Posts Tagged ‘Double Texican Whopper’

Burger King, Liverpool (Lord Street)

Let me start by saying Burger King was not our first choice of venue for dining that evening. Unfortunately, virtually every other eatery in Liverpool was either packed out with people that night, or it no longer existed. The original choice for the Session was Gourmet Burger Kitchen, which despite its horrendously-expensive menu, does serve a decent burger; and we were in the mood for burger that night. Annoyingly, the Liverpool One GBK had literally shut down just before we arrived, and so, we were forced to eat elsewhere.

Realistically, our only options were the fast-food chains, as pubs in Liverpool either don’t serve proper food, or are generally too busy to be considered suitable for a Session. Burger King on Lord Street had JUST been refurbished, which meant it was much more inviting than the shithole of a McDonald’s across the street. It was therefore the obvious choice to dine that night.

Information supplied –
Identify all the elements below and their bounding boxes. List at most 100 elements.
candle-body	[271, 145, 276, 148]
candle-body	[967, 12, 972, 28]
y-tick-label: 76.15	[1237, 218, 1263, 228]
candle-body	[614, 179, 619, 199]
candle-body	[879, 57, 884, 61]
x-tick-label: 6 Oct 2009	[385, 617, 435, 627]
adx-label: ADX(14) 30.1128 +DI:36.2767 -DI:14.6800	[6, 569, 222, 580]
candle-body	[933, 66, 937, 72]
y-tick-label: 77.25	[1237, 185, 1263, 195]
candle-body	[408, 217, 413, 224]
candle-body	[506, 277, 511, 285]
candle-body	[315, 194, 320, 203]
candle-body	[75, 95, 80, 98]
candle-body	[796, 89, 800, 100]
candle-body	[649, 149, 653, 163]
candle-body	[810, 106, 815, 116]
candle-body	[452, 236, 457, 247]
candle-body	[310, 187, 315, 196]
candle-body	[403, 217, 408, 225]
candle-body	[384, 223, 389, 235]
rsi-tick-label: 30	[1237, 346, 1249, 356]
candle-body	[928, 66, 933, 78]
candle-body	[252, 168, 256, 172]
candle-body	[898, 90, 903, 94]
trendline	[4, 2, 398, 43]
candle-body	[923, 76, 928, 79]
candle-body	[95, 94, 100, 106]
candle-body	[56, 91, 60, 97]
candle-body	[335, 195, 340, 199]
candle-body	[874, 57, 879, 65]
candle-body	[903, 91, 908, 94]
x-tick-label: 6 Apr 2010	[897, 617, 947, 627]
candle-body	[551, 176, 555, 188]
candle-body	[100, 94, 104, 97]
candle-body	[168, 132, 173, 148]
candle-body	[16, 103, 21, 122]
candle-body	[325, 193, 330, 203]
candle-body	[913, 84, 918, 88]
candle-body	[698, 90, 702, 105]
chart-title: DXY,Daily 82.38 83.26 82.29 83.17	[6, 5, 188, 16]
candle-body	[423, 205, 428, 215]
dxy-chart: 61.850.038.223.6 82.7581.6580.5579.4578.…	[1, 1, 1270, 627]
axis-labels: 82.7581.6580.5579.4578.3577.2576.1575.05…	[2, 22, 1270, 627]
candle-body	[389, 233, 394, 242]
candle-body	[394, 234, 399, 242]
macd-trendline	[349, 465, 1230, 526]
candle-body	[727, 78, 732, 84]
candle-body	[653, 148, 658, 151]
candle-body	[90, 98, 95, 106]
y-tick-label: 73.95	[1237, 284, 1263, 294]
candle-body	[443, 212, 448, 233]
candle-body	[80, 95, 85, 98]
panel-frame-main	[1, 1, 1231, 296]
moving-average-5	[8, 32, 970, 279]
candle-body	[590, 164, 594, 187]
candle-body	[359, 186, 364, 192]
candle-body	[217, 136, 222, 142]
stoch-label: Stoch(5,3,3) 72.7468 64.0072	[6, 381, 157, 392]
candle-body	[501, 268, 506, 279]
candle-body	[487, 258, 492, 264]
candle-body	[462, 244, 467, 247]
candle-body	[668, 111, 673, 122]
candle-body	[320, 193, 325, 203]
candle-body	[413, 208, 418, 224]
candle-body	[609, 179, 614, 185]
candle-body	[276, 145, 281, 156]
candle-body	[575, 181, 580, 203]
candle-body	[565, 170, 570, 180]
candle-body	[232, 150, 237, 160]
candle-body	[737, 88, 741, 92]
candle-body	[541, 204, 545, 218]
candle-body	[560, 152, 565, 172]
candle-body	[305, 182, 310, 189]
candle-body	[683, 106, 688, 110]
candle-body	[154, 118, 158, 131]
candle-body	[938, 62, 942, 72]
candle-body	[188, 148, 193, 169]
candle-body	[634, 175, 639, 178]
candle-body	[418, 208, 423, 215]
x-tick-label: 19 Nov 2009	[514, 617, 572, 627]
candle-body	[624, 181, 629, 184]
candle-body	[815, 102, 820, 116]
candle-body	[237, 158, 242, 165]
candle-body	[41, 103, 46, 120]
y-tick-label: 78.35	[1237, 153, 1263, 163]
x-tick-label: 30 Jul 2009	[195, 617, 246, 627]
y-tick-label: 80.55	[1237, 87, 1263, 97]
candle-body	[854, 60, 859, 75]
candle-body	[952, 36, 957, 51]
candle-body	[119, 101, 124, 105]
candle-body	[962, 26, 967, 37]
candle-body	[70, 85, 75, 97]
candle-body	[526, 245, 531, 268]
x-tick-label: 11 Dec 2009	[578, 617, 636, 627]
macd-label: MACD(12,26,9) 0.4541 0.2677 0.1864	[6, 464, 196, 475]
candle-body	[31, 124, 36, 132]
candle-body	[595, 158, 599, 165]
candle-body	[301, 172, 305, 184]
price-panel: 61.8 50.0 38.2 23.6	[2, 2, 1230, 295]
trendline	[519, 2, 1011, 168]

Job –
Write the next part of the review of the Burger King on Lord Street in Liverpool, picking up right after its final sentence.

Answer to the exercise –
Naturally, I ordered the biggest burger on the menu, the Double Texican Whopper, along with large fries, bottled-water and a Texican Wrap. This meal cost about £10 which is obviously a ridiculous amount of money to pay at a fast-food restaurant. There was a lot of food, though, and when I saw the sheer size of the burger, I was slightly intimidated:

Before I began my meal I felt that I needed a strategy to tackle this titanic of a burger. To give me time to think one up, I proceeded to eat my Texican Wrap. The wrap was tasty enough, but I didn’t think it was brilliant value. At the time, I had no idea what the fuck was in it; I still don’t. It was like someone had thrown a pot of chilli con carne into a deep fat fryer and wrapped up the contents in a tortilla. It wasn’t spicy by any stretch of the imagination, but it could certainly be described tangy. As disgusting as trans-fat chilli sounds, it was, like I said, tasty. I’m not sure I’d necessary order one again, but I certainly wouldn’t say no to a Texican Wrap if I was offered one for half price (when bought with an XL value meal).

Having still not thought up a suitable means of tackling the burger, I decided to eat my fries next. It’s difficult to review fries, as they’re essentially just slithers of second-rate potato covered in fat. Out of the Big Three (McDonald’s, KFC and Burger King), I’d say BK’s fries are probably the tastiest, but also the fattiest, and therefore leave the worst aftertaste. It’s worth noting that the fries I was served were hot and not covered in too much salt, which was actually quite surprising. I’m not a massive fan of fries at the best of times, but these were reasonably tasty, so I can’t complain.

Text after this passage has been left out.